* _Soal Tertulis 1_: Salin tanpa perubahan bagian dari kutipan tentang Daniel yang dimulai pada kata-kata "6:15 Setelah raja" dan berhenti setelah "berusaha untuk menolongnya.".
* _Soal Tertulis 2_: Tulis ulang paragraf dalam kutipan tentang Daniel yang diawali "Setelah raja mendengar hal itu" menjadi satu kalimat yang lebih singkat dengan tetap memuat fakta utamanya.

* _Kutipan yang Diberikan_:
· · · ·
6:14 Lalu kata mereka kepada raja: “Daniel, salah seorang buangan dari Yehuda, tidak mengindahkan tuanku, ya raja, dan tidak mengindahkan larangan yang tuanku keluarkan, tetapi tiga kali sehari ia mengucapkan doanya.”

6:15 Setelah raja mendengar hal itu, maka sangat sedihlah ia, dan ia mencari jalan untuk melepaskan Daniel, bahkan sampai matahari masuk, ia masih berusaha untuk menolongnya.

6:16 Lalu bergegas-gegaslah orang-orang itu menghadap raja serta berkata kepadanya: “Ketahuilah, ya raja, bahwa menurut undang-undang orang Media dan Persia tidak ada larangan atau penetapan yang dikeluarkan raja yang dapat diubah!”

6:17 Sesudah itu raja memberi perintah, lalu diambillah Daniel dan dilemparkan ke dalam gua singa. Berbicaralah raja kepada Daniel: “Allahmu yang kausembah dengan tekun, Dialah kiranya yang melepaskan engkau!”
· · · ·
* _Data yang Diberikan_:
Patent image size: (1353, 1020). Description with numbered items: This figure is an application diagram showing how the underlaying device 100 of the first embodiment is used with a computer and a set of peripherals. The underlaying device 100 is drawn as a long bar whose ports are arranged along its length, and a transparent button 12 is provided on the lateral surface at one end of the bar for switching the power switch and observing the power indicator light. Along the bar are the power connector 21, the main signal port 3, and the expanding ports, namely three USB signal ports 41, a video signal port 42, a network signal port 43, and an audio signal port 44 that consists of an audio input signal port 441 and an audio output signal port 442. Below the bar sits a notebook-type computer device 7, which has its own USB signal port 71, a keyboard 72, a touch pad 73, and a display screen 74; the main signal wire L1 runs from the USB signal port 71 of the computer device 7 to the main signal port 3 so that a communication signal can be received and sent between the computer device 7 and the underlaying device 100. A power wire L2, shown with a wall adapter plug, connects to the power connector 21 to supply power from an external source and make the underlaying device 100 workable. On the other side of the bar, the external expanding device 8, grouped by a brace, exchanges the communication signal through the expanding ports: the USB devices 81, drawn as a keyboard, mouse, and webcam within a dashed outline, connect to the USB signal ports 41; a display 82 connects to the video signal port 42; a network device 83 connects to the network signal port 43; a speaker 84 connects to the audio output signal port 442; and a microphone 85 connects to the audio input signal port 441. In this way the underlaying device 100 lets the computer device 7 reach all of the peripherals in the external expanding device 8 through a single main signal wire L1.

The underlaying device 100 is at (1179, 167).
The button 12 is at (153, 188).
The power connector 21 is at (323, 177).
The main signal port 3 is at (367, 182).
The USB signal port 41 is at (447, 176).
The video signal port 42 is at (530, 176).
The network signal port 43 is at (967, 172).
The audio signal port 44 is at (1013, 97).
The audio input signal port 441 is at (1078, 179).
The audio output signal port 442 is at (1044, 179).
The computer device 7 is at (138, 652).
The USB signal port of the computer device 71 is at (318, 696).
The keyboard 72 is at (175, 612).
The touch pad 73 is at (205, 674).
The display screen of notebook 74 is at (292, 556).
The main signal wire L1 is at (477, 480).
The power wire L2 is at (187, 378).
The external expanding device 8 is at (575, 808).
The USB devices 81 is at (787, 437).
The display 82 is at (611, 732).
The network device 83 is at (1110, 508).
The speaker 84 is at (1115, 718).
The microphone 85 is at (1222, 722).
· · · ·
* _Jawaban Tertulis 1_:
6:15 Setelah raja mendengar hal itu, maka sangat sedihlah ia, dan ia mencari jalan untuk melepaskan Daniel, bahkan sampai matahari masuk, ia masih berusaha untuk menolongnya.

* _Jawaban Tertulis 2_: Raja sangat sedih mendengarnya dan terus berusaha mencari jalan untuk melepaskan Daniel sampai matahari terbenam.